THE PROBLEM: Using the records below, count the lines with "SatSae" in them. Give the number only.

EXTRACTED INFORMATION:
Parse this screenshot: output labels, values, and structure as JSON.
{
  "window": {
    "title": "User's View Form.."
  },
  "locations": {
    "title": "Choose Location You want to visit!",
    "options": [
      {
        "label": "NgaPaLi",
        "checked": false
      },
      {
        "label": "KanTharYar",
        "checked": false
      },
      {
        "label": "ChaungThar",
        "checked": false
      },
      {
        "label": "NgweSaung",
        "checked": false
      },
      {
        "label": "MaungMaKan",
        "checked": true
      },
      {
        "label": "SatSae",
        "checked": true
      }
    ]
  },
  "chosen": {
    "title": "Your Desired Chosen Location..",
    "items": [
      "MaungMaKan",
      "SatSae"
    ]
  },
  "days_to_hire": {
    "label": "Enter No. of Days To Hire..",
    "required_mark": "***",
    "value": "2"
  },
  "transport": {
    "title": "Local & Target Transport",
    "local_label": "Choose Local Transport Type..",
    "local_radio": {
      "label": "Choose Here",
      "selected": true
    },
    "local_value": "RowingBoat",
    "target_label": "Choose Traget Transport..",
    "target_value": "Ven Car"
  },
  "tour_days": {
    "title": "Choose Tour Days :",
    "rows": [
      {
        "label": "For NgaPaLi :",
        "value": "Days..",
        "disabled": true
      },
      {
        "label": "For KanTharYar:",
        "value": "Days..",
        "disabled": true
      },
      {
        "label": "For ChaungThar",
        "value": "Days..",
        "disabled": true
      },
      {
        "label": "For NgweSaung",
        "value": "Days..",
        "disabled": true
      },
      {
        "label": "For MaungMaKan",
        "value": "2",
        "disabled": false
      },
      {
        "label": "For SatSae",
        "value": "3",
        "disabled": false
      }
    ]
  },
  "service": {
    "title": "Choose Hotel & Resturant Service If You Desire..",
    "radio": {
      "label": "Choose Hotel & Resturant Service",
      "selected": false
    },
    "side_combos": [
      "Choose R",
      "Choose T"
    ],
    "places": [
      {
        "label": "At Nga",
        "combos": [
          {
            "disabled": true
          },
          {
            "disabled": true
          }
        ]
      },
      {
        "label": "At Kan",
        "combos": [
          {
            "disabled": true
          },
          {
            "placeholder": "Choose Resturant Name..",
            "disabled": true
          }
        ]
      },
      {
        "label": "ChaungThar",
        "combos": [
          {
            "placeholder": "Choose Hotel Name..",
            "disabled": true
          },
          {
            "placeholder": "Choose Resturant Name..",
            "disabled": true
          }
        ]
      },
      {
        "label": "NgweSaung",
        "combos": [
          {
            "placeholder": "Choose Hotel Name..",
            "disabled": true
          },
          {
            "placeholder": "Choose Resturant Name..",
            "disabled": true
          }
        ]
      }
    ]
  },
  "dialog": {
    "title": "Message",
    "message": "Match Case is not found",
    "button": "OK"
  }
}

EXERCISE ANSWER: 3